DATA SECTION -

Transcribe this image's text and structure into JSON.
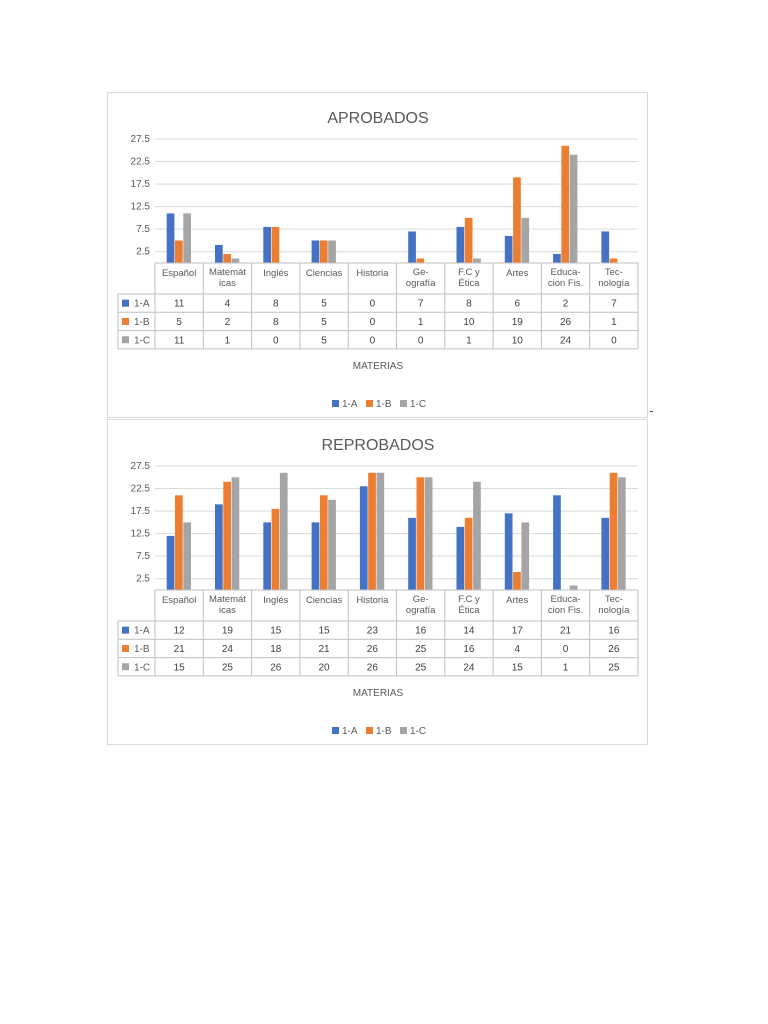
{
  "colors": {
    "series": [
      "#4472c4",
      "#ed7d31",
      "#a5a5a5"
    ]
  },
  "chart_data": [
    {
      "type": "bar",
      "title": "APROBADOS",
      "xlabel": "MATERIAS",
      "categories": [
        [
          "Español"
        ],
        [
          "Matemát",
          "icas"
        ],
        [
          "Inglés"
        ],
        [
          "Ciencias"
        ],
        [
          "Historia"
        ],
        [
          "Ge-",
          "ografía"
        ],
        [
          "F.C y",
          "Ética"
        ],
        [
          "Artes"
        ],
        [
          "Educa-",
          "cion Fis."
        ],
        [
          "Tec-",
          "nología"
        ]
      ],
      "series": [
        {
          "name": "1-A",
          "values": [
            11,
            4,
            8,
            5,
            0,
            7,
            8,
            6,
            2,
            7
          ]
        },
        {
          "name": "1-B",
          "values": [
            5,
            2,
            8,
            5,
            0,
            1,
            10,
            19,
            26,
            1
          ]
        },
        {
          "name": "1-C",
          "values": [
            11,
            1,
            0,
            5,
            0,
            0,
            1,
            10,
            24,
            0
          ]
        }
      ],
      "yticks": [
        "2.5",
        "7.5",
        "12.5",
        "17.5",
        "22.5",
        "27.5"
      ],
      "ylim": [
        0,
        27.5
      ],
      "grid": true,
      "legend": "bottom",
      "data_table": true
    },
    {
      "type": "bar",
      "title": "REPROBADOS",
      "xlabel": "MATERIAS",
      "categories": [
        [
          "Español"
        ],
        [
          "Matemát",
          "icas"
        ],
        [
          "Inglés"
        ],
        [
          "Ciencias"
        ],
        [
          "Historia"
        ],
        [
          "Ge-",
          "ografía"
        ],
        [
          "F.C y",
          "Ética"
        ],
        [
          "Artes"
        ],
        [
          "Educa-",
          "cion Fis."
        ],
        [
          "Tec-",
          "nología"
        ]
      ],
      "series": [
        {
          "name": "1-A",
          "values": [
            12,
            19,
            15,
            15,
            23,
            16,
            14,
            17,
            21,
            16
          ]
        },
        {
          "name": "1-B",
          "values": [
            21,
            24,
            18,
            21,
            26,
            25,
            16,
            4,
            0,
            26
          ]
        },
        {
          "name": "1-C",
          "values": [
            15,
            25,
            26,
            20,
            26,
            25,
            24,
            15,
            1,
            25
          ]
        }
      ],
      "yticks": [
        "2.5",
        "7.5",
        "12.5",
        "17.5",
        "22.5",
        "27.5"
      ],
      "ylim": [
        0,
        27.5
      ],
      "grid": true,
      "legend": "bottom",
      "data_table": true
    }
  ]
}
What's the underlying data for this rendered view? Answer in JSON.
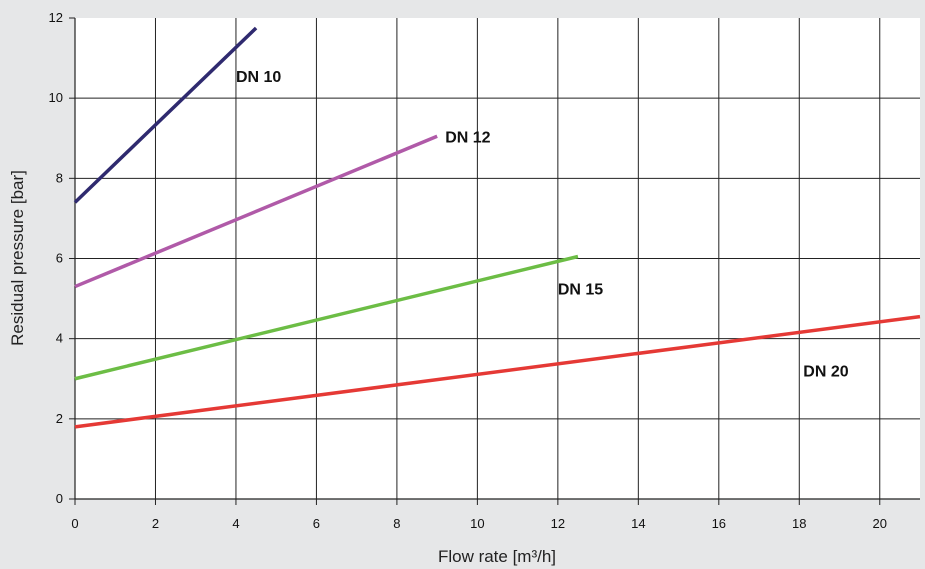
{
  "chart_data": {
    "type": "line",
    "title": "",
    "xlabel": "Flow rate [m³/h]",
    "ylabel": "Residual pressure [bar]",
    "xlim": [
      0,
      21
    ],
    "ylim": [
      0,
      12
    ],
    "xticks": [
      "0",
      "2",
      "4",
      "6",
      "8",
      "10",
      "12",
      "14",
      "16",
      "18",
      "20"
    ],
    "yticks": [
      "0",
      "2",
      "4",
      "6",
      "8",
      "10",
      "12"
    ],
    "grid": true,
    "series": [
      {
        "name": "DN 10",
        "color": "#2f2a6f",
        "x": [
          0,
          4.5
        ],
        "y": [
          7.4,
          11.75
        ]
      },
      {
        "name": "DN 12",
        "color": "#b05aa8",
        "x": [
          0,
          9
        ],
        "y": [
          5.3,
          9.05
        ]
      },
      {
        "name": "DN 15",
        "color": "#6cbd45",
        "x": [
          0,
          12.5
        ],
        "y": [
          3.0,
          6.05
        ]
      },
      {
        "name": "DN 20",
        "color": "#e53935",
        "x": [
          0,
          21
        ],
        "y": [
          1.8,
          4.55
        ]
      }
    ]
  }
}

WHAT THIS TASK INVOLVES -
Keep the pictures out of your copy, and repeat every entry above exactly.

EXERCISE SOLUTION -
Transcribe this image's text and structure into JSON.
{
  "colors": {
    "series": [
      "#4472c4",
      "#ed7d31",
      "#a5a5a5"
    ]
  },
  "chart_data": [
    {
      "type": "bar",
      "title": "APROBADOS",
      "xlabel": "MATERIAS",
      "categories": [
        [
          "Español"
        ],
        [
          "Matemát",
          "icas"
        ],
        [
          "Inglés"
        ],
        [
          "Ciencias"
        ],
        [
          "Historia"
        ],
        [
          "Ge-",
          "ografía"
        ],
        [
          "F.C y",
          "Ética"
        ],
        [
          "Artes"
        ],
        [
          "Educa-",
          "cion Fis."
        ],
        [
          "Tec-",
          "nología"
        ]
      ],
      "series": [
        {
          "name": "1-A",
          "values": [
            11,
            4,
            8,
            5,
            0,
            7,
            8,
            6,
            2,
            7
          ]
        },
        {
          "name": "1-B",
          "values": [
            5,
            2,
            8,
            5,
            0,
            1,
            10,
            19,
            26,
            1
          ]
        },
        {
          "name": "1-C",
          "values": [
            11,
            1,
            0,
            5,
            0,
            0,
            1,
            10,
            24,
            0
          ]
        }
      ],
      "yticks": [
        "2.5",
        "7.5",
        "12.5",
        "17.5",
        "22.5",
        "27.5"
      ],
      "ylim": [
        0,
        27.5
      ],
      "grid": true,
      "legend": "bottom",
      "data_table": true
    },
    {
      "type": "bar",
      "title": "REPROBADOS",
      "xlabel": "MATERIAS",
      "categories": [
        [
          "Español"
        ],
        [
          "Matemát",
          "icas"
        ],
        [
          "Inglés"
        ],
        [
          "Ciencias"
        ],
        [
          "Historia"
        ],
        [
          "Ge-",
          "ografía"
        ],
        [
          "F.C y",
          "Ética"
        ],
        [
          "Artes"
        ],
        [
          "Educa-",
          "cion Fis."
        ],
        [
          "Tec-",
          "nología"
        ]
      ],
      "series": [
        {
          "name": "1-A",
          "values": [
            12,
            19,
            15,
            15,
            23,
            16,
            14,
            17,
            21,
            16
          ]
        },
        {
          "name": "1-B",
          "values": [
            21,
            24,
            18,
            21,
            26,
            25,
            16,
            4,
            0,
            26
          ]
        },
        {
          "name": "1-C",
          "values": [
            15,
            25,
            26,
            20,
            26,
            25,
            24,
            15,
            1,
            25
          ]
        }
      ],
      "yticks": [
        "2.5",
        "7.5",
        "12.5",
        "17.5",
        "22.5",
        "27.5"
      ],
      "ylim": [
        0,
        27.5
      ],
      "grid": true,
      "legend": "bottom",
      "data_table": true
    }
  ]
}
What's the underlying data for this rendered view? Answer in JSON.
{
  "chart_data": {
    "type": "line",
    "title": "",
    "xlabel": "Flow rate [m³/h]",
    "ylabel": "Residual pressure [bar]",
    "xlim": [
      0,
      21
    ],
    "ylim": [
      0,
      12
    ],
    "xticks": [
      "0",
      "2",
      "4",
      "6",
      "8",
      "10",
      "12",
      "14",
      "16",
      "18",
      "20"
    ],
    "yticks": [
      "0",
      "2",
      "4",
      "6",
      "8",
      "10",
      "12"
    ],
    "grid": true,
    "series": [
      {
        "name": "DN 10",
        "color": "#2f2a6f",
        "x": [
          0,
          4.5
        ],
        "y": [
          7.4,
          11.75
        ]
      },
      {
        "name": "DN 12",
        "color": "#b05aa8",
        "x": [
          0,
          9
        ],
        "y": [
          5.3,
          9.05
        ]
      },
      {
        "name": "DN 15",
        "color": "#6cbd45",
        "x": [
          0,
          12.5
        ],
        "y": [
          3.0,
          6.05
        ]
      },
      {
        "name": "DN 20",
        "color": "#e53935",
        "x": [
          0,
          21
        ],
        "y": [
          1.8,
          4.55
        ]
      }
    ]
  }
}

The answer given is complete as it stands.